WORK INSTRUCTIONS »
Only the pictures stay out; every record is to be quoted exactly.

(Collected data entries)
= = = = = = =
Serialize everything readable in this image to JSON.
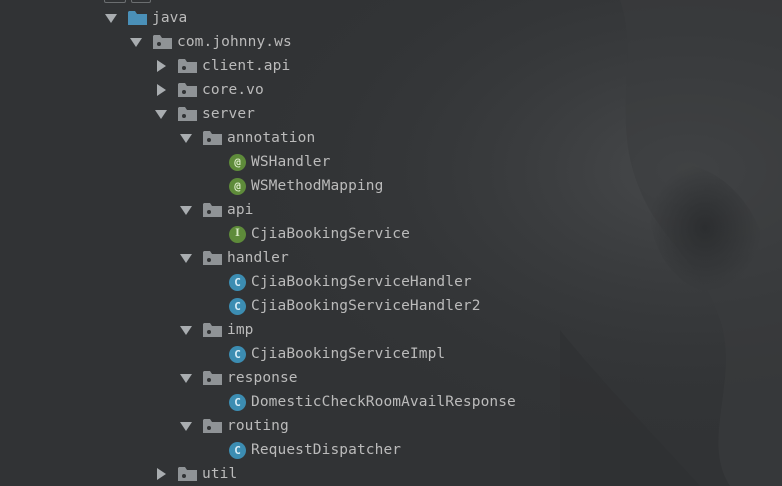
{
  "tree": {
    "src_java": {
      "label": "java",
      "expanded": true,
      "icon": "source-folder-icon"
    },
    "package_root": {
      "label": "com.johnny.ws",
      "expanded": true,
      "icon": "package-icon"
    },
    "client_api": {
      "label": "client.api",
      "expanded": false,
      "icon": "package-icon"
    },
    "core_vo": {
      "label": "core.vo",
      "expanded": false,
      "icon": "package-icon"
    },
    "server": {
      "label": "server",
      "expanded": true,
      "icon": "package-icon"
    },
    "annotation": {
      "label": "annotation",
      "expanded": true,
      "icon": "package-icon"
    },
    "ws_handler": {
      "label": "WSHandler",
      "kind": "annotation",
      "badge": "@"
    },
    "ws_method_mapping": {
      "label": "WSMethodMapping",
      "kind": "annotation",
      "badge": "@"
    },
    "api": {
      "label": "api",
      "expanded": true,
      "icon": "package-icon"
    },
    "cjia_booking_service": {
      "label": "CjiaBookingService",
      "kind": "interface",
      "badge": "I"
    },
    "handler": {
      "label": "handler",
      "expanded": true,
      "icon": "package-icon"
    },
    "cjia_booking_service_handler": {
      "label": "CjiaBookingServiceHandler",
      "kind": "class",
      "badge": "C"
    },
    "cjia_booking_service_handler2": {
      "label": "CjiaBookingServiceHandler2",
      "kind": "class",
      "badge": "C"
    },
    "imp": {
      "label": "imp",
      "expanded": true,
      "icon": "package-icon"
    },
    "cjia_booking_service_impl": {
      "label": "CjiaBookingServiceImpl",
      "kind": "class",
      "badge": "C"
    },
    "response": {
      "label": "response",
      "expanded": true,
      "icon": "package-icon"
    },
    "domestic_check_room_avail_response": {
      "label": "DomesticCheckRoomAvailResponse",
      "kind": "class",
      "badge": "C"
    },
    "routing": {
      "label": "routing",
      "expanded": true,
      "icon": "package-icon"
    },
    "request_dispatcher": {
      "label": "RequestDispatcher",
      "kind": "class",
      "badge": "C"
    },
    "util": {
      "label": "util",
      "expanded": false,
      "icon": "package-icon"
    }
  },
  "colors": {
    "background": "#313335",
    "text": "#bbbbbb",
    "folder": "#8f9396",
    "source_folder": "#4a90b8",
    "arrow": "#a9adb0",
    "annotation_badge": "#5e8b3a",
    "interface_badge": "#5e8b3a",
    "class_badge": "#3c8db2"
  }
}
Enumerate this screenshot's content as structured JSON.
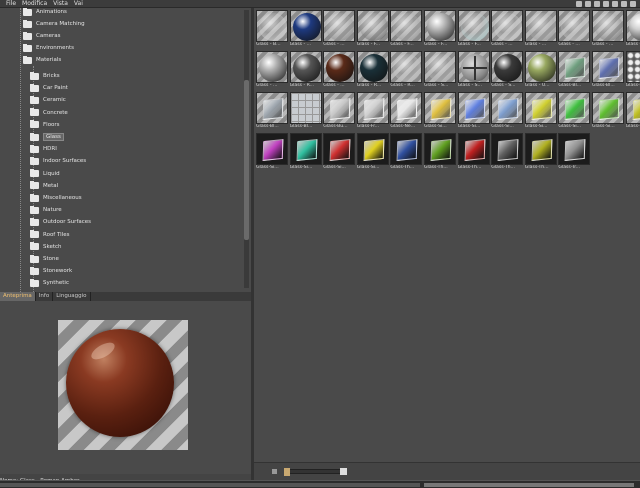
{
  "menu": [
    "File",
    "Modifica",
    "Vista",
    "Vai"
  ],
  "tree": {
    "top_items": [
      "Animations",
      "Camera Matching",
      "Cameras",
      "Environments",
      "Materials"
    ],
    "material_items": [
      "Bricks",
      "Car Paint",
      "Ceramic",
      "Concrete",
      "Floors",
      "Glass",
      "HDRI",
      "Indoor Surfaces",
      "Liquid",
      "Metal",
      "Miscellaneous",
      "Nature",
      "Outdoor Surfaces",
      "Roof Tiles",
      "Sketch",
      "Stone",
      "Stonework",
      "Synthetic"
    ],
    "selected": "Glass"
  },
  "tabs": [
    "Anteprima",
    "Info",
    "Linguaggio"
  ],
  "preview": {
    "name_label": "Nome: Glass - Roman Amber"
  },
  "tiles": [
    {
      "label": "Glass - B...",
      "kind": "ring",
      "color": "#c8c8c8"
    },
    {
      "label": "Glass - ...",
      "kind": "ball",
      "color": "#1e3a80"
    },
    {
      "label": "Glass - ...",
      "kind": "ring",
      "color": "#8a8a8a"
    },
    {
      "label": "Glass - F...",
      "kind": "ring",
      "color": "#6a6a6a"
    },
    {
      "label": "Glass - F...",
      "kind": "ring",
      "color": "#9a9a9a"
    },
    {
      "label": "Glass - F...",
      "kind": "ball",
      "color": "#b8b8b8"
    },
    {
      "label": "Glass - F...",
      "kind": "ring",
      "color": "#a8c8c8"
    },
    {
      "label": "Glass - ...",
      "kind": "ring",
      "color": "#c8c8c8"
    },
    {
      "label": "Glass - ...",
      "kind": "ring",
      "color": "#9a9a9a"
    },
    {
      "label": "Glass - ...",
      "kind": "ring",
      "color": "#bbbbbb"
    },
    {
      "label": "Glass - ...",
      "kind": "ring",
      "color": "#7a7a7a"
    },
    {
      "label": "Glass - ...",
      "kind": "ball",
      "color": "#d0d0d0"
    },
    {
      "label": "Glass - ...",
      "kind": "ball",
      "color": "#b0b0b0"
    },
    {
      "label": "Glass - R...",
      "kind": "ball",
      "color": "#555555"
    },
    {
      "label": "Glass - ...",
      "kind": "ball",
      "color": "#5a2a18"
    },
    {
      "label": "Glass - R...",
      "kind": "ball",
      "color": "#1a3038"
    },
    {
      "label": "Glass - R...",
      "kind": "ring",
      "color": "#b8b8b8"
    },
    {
      "label": "Glass - S...",
      "kind": "ring",
      "color": "#a8a8a8"
    },
    {
      "label": "Glass - S...",
      "kind": "cross",
      "color": "#888888"
    },
    {
      "label": "Glass - S...",
      "kind": "ball",
      "color": "#3a3a3a"
    },
    {
      "label": "Glass - U...",
      "kind": "ball",
      "color": "#98a860"
    },
    {
      "label": "Glass-Bl...",
      "kind": "cube",
      "color": "#70a080"
    },
    {
      "label": "Glass-Bl...",
      "kind": "cube",
      "color": "#6070b0"
    },
    {
      "label": "Glass-Bl...",
      "kind": "hex",
      "color": "#c0c0c0"
    },
    {
      "label": "Glass-Bl...",
      "kind": "cube",
      "color": "#a0a8b0"
    },
    {
      "label": "Glass-Bl...",
      "kind": "grid",
      "color": "#9098a0"
    },
    {
      "label": "Glass-Bu...",
      "kind": "cube",
      "color": "#c8c8c8"
    },
    {
      "label": "Glass-Fr...",
      "kind": "cube",
      "color": "#d0d0d0"
    },
    {
      "label": "Glass-Ne...",
      "kind": "cube",
      "color": "#e8e8e8"
    },
    {
      "label": "Glass-Si...",
      "kind": "cube",
      "color": "#e0c040"
    },
    {
      "label": "Glass-Si...",
      "kind": "cube",
      "color": "#6080e0"
    },
    {
      "label": "Glass-Si...",
      "kind": "cube",
      "color": "#80a0d0"
    },
    {
      "label": "Glass-Si...",
      "kind": "cube",
      "color": "#d0d030"
    },
    {
      "label": "Glass-Si...",
      "kind": "cube",
      "color": "#40c040"
    },
    {
      "label": "Glass-Si...",
      "kind": "cube",
      "color": "#60c030"
    },
    {
      "label": "Glass-Si...",
      "kind": "cube",
      "color": "#c0c020"
    },
    {
      "label": "Glass-Si...",
      "kind": "cube",
      "color": "#c040c0"
    },
    {
      "label": "Glass-Si...",
      "kind": "cube",
      "color": "#30c0a0"
    },
    {
      "label": "Glass-Si...",
      "kind": "cube",
      "color": "#d03030"
    },
    {
      "label": "Glass-Si...",
      "kind": "cube",
      "color": "#e0d020"
    },
    {
      "label": "Glass-Th...",
      "kind": "cube",
      "color": "#3050a0"
    },
    {
      "label": "Glass-Th...",
      "kind": "cube",
      "color": "#60a020"
    },
    {
      "label": "Glass-Th...",
      "kind": "cube",
      "color": "#c02020"
    },
    {
      "label": "Glass-Th...",
      "kind": "cube",
      "color": "#606060"
    },
    {
      "label": "Glass-Th...",
      "kind": "cube",
      "color": "#b0b020"
    },
    {
      "label": "Glass-Tr...",
      "kind": "cube",
      "color": "#909090"
    }
  ]
}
= = = = = = =
ANSWER TO THE PROBLEM »
Serialize everything readable in this image to JSON.
{
  "tree": {
    "src_java": {
      "label": "java",
      "expanded": true,
      "icon": "source-folder-icon"
    },
    "package_root": {
      "label": "com.johnny.ws",
      "expanded": true,
      "icon": "package-icon"
    },
    "client_api": {
      "label": "client.api",
      "expanded": false,
      "icon": "package-icon"
    },
    "core_vo": {
      "label": "core.vo",
      "expanded": false,
      "icon": "package-icon"
    },
    "server": {
      "label": "server",
      "expanded": true,
      "icon": "package-icon"
    },
    "annotation": {
      "label": "annotation",
      "expanded": true,
      "icon": "package-icon"
    },
    "ws_handler": {
      "label": "WSHandler",
      "kind": "annotation",
      "badge": "@"
    },
    "ws_method_mapping": {
      "label": "WSMethodMapping",
      "kind": "annotation",
      "badge": "@"
    },
    "api": {
      "label": "api",
      "expanded": true,
      "icon": "package-icon"
    },
    "cjia_booking_service": {
      "label": "CjiaBookingService",
      "kind": "interface",
      "badge": "I"
    },
    "handler": {
      "label": "handler",
      "expanded": true,
      "icon": "package-icon"
    },
    "cjia_booking_service_handler": {
      "label": "CjiaBookingServiceHandler",
      "kind": "class",
      "badge": "C"
    },
    "cjia_booking_service_handler2": {
      "label": "CjiaBookingServiceHandler2",
      "kind": "class",
      "badge": "C"
    },
    "imp": {
      "label": "imp",
      "expanded": true,
      "icon": "package-icon"
    },
    "cjia_booking_service_impl": {
      "label": "CjiaBookingServiceImpl",
      "kind": "class",
      "badge": "C"
    },
    "response": {
      "label": "response",
      "expanded": true,
      "icon": "package-icon"
    },
    "domestic_check_room_avail_response": {
      "label": "DomesticCheckRoomAvailResponse",
      "kind": "class",
      "badge": "C"
    },
    "routing": {
      "label": "routing",
      "expanded": true,
      "icon": "package-icon"
    },
    "request_dispatcher": {
      "label": "RequestDispatcher",
      "kind": "class",
      "badge": "C"
    },
    "util": {
      "label": "util",
      "expanded": false,
      "icon": "package-icon"
    }
  },
  "colors": {
    "background": "#313335",
    "text": "#bbbbbb",
    "folder": "#8f9396",
    "source_folder": "#4a90b8",
    "arrow": "#a9adb0",
    "annotation_badge": "#5e8b3a",
    "interface_badge": "#5e8b3a",
    "class_badge": "#3c8db2"
  }
}
Enumerate this screenshot's content as structured JSON.
{
  "menu": [
    "File",
    "Modifica",
    "Vista",
    "Vai"
  ],
  "tree": {
    "top_items": [
      "Animations",
      "Camera Matching",
      "Cameras",
      "Environments",
      "Materials"
    ],
    "material_items": [
      "Bricks",
      "Car Paint",
      "Ceramic",
      "Concrete",
      "Floors",
      "Glass",
      "HDRI",
      "Indoor Surfaces",
      "Liquid",
      "Metal",
      "Miscellaneous",
      "Nature",
      "Outdoor Surfaces",
      "Roof Tiles",
      "Sketch",
      "Stone",
      "Stonework",
      "Synthetic"
    ],
    "selected": "Glass"
  },
  "tabs": [
    "Anteprima",
    "Info",
    "Linguaggio"
  ],
  "preview": {
    "name_label": "Nome: Glass - Roman Amber"
  },
  "tiles": [
    {
      "label": "Glass - B...",
      "kind": "ring",
      "color": "#c8c8c8"
    },
    {
      "label": "Glass - ...",
      "kind": "ball",
      "color": "#1e3a80"
    },
    {
      "label": "Glass - ...",
      "kind": "ring",
      "color": "#8a8a8a"
    },
    {
      "label": "Glass - F...",
      "kind": "ring",
      "color": "#6a6a6a"
    },
    {
      "label": "Glass - F...",
      "kind": "ring",
      "color": "#9a9a9a"
    },
    {
      "label": "Glass - F...",
      "kind": "ball",
      "color": "#b8b8b8"
    },
    {
      "label": "Glass - F...",
      "kind": "ring",
      "color": "#a8c8c8"
    },
    {
      "label": "Glass - ...",
      "kind": "ring",
      "color": "#c8c8c8"
    },
    {
      "label": "Glass - ...",
      "kind": "ring",
      "color": "#9a9a9a"
    },
    {
      "label": "Glass - ...",
      "kind": "ring",
      "color": "#bbbbbb"
    },
    {
      "label": "Glass - ...",
      "kind": "ring",
      "color": "#7a7a7a"
    },
    {
      "label": "Glass - ...",
      "kind": "ball",
      "color": "#d0d0d0"
    },
    {
      "label": "Glass - ...",
      "kind": "ball",
      "color": "#b0b0b0"
    },
    {
      "label": "Glass - R...",
      "kind": "ball",
      "color": "#555555"
    },
    {
      "label": "Glass - ...",
      "kind": "ball",
      "color": "#5a2a18"
    },
    {
      "label": "Glass - R...",
      "kind": "ball",
      "color": "#1a3038"
    },
    {
      "label": "Glass - R...",
      "kind": "ring",
      "color": "#b8b8b8"
    },
    {
      "label": "Glass - S...",
      "kind": "ring",
      "color": "#a8a8a8"
    },
    {
      "label": "Glass - S...",
      "kind": "cross",
      "color": "#888888"
    },
    {
      "label": "Glass - S...",
      "kind": "ball",
      "color": "#3a3a3a"
    },
    {
      "label": "Glass - U...",
      "kind": "ball",
      "color": "#98a860"
    },
    {
      "label": "Glass-Bl...",
      "kind": "cube",
      "color": "#70a080"
    },
    {
      "label": "Glass-Bl...",
      "kind": "cube",
      "color": "#6070b0"
    },
    {
      "label": "Glass-Bl...",
      "kind": "hex",
      "color": "#c0c0c0"
    },
    {
      "label": "Glass-Bl...",
      "kind": "cube",
      "color": "#a0a8b0"
    },
    {
      "label": "Glass-Bl...",
      "kind": "grid",
      "color": "#9098a0"
    },
    {
      "label": "Glass-Bu...",
      "kind": "cube",
      "color": "#c8c8c8"
    },
    {
      "label": "Glass-Fr...",
      "kind": "cube",
      "color": "#d0d0d0"
    },
    {
      "label": "Glass-Ne...",
      "kind": "cube",
      "color": "#e8e8e8"
    },
    {
      "label": "Glass-Si...",
      "kind": "cube",
      "color": "#e0c040"
    },
    {
      "label": "Glass-Si...",
      "kind": "cube",
      "color": "#6080e0"
    },
    {
      "label": "Glass-Si...",
      "kind": "cube",
      "color": "#80a0d0"
    },
    {
      "label": "Glass-Si...",
      "kind": "cube",
      "color": "#d0d030"
    },
    {
      "label": "Glass-Si...",
      "kind": "cube",
      "color": "#40c040"
    },
    {
      "label": "Glass-Si...",
      "kind": "cube",
      "color": "#60c030"
    },
    {
      "label": "Glass-Si...",
      "kind": "cube",
      "color": "#c0c020"
    },
    {
      "label": "Glass-Si...",
      "kind": "cube",
      "color": "#c040c0"
    },
    {
      "label": "Glass-Si...",
      "kind": "cube",
      "color": "#30c0a0"
    },
    {
      "label": "Glass-Si...",
      "kind": "cube",
      "color": "#d03030"
    },
    {
      "label": "Glass-Si...",
      "kind": "cube",
      "color": "#e0d020"
    },
    {
      "label": "Glass-Th...",
      "kind": "cube",
      "color": "#3050a0"
    },
    {
      "label": "Glass-Th...",
      "kind": "cube",
      "color": "#60a020"
    },
    {
      "label": "Glass-Th...",
      "kind": "cube",
      "color": "#c02020"
    },
    {
      "label": "Glass-Th...",
      "kind": "cube",
      "color": "#606060"
    },
    {
      "label": "Glass-Th...",
      "kind": "cube",
      "color": "#b0b020"
    },
    {
      "label": "Glass-Tr...",
      "kind": "cube",
      "color": "#909090"
    }
  ]
}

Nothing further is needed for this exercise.